What is expected: Repeat the records below exactly.

Records for the task:
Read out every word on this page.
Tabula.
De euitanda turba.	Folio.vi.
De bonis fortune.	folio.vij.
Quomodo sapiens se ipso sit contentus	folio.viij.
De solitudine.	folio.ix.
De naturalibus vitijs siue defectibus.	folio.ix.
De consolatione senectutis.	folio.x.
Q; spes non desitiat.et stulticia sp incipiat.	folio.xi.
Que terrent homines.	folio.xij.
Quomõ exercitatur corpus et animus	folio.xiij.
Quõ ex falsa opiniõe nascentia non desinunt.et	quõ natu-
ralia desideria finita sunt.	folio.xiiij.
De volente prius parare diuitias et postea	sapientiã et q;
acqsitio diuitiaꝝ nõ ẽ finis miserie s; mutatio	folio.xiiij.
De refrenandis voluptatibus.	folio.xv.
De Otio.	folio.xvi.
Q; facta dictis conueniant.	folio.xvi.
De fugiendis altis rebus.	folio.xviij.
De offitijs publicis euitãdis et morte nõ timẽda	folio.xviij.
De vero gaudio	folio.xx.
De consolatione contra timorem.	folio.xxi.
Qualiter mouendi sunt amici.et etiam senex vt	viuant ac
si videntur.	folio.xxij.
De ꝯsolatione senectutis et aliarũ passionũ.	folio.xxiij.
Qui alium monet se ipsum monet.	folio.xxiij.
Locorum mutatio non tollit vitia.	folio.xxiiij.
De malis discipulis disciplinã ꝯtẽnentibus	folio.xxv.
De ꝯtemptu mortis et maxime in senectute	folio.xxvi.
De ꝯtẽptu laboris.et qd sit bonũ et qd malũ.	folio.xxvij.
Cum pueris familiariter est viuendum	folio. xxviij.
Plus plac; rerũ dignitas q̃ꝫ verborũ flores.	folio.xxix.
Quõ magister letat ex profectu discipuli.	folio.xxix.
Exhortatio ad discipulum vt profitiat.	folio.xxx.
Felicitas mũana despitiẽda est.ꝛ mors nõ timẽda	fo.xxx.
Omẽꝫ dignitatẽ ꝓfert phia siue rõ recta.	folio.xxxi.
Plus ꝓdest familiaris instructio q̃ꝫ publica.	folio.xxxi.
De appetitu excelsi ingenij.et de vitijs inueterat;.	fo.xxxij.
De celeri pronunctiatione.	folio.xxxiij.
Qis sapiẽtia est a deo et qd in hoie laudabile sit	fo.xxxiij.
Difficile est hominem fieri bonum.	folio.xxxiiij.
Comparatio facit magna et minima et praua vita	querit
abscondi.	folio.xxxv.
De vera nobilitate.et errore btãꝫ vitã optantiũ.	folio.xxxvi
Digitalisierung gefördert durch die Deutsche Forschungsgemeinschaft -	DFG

Task solution:
Read out every word on this page.
Tabula.
De euitanda turba.	Folio.vi.
De bonis fortune.	folio.vij.
Quomodo sapiens se ipso sit contentus	folio.viij.
De solitudine.	folio.ix.
De naturalibus vitijs siue defectibus.	folio.ix.
De consolatione senectutis.	folio.x.
Q; spes non desitiat.et stulticia sp incipiat.	folio.xi.
Que terrent homines.	folio.xij.
Quomõ exercitatur corpus et animus	folio.xiij.
Quõ ex falsa opiniõe nascentia non desinunt.et	quõ natu-
ralia desideria finita sunt.	folio.xiiij.
De volente prius parare diuitias et postea	sapientiã et q;
acqsitio diuitiaꝝ nõ ẽ finis miserie s; mutatio	folio.xiiij.
De refrenandis voluptatibus.	folio.xv.
De Otio.	folio.xvi.
Q; facta dictis conueniant.	folio.xvi.
De fugiendis altis rebus.	folio.xviij.
De offitijs publicis euitãdis et morte nõ timẽda	folio.xviij.
De vero gaudio	folio.xx.
De consolatione contra timorem.	folio.xxi.
Qualiter mouendi sunt amici.et etiam senex vt	viuant ac
si videntur.	folio.xxij.
De ꝯsolatione senectutis et aliarũ passionũ.	folio.xxiij.
Qui alium monet se ipsum monet.	folio.xxiij.
Locorum mutatio non tollit vitia.	folio.xxiiij.
De malis discipulis disciplinã ꝯtẽnentibus	folio.xxv.
De ꝯtemptu mortis et maxime in senectute	folio.xxvi.
De ꝯtẽptu laboris.et qd sit bonũ et qd malũ.	folio.xxvij.
Cum pueris familiariter est viuendum	folio. xxviij.
Plus plac; rerũ dignitas q̃ꝫ verborũ flores.	folio.xxix.
Quõ magister letat ex profectu discipuli.	folio.xxix.
Exhortatio ad discipulum vt profitiat.	folio.xxx.
Felicitas mũana despitiẽda est.ꝛ mors nõ timẽda	fo.xxx.
Omẽꝫ dignitatẽ ꝓfert phia siue rõ recta.	folio.xxxi.
Plus ꝓdest familiaris instructio q̃ꝫ publica.	folio.xxxi.
De appetitu excelsi ingenij.et de vitijs inueterat;.	fo.xxxij.
De celeri pronunctiatione.	folio.xxxiij.
Qis sapiẽtia est a deo et qd in hoie laudabile sit	fo.xxxiij.
Difficile est hominem fieri bonum.	folio.xxxiiij.
Comparatio facit magna et minima et praua vita	querit
abscondi.	folio.xxxv.
De vera nobilitate.et errore btãꝫ vitã optantiũ.	folio.xxxvi
Digitalisierung gefördert durch die Deutsche Forschungsgemeinschaft -	DFG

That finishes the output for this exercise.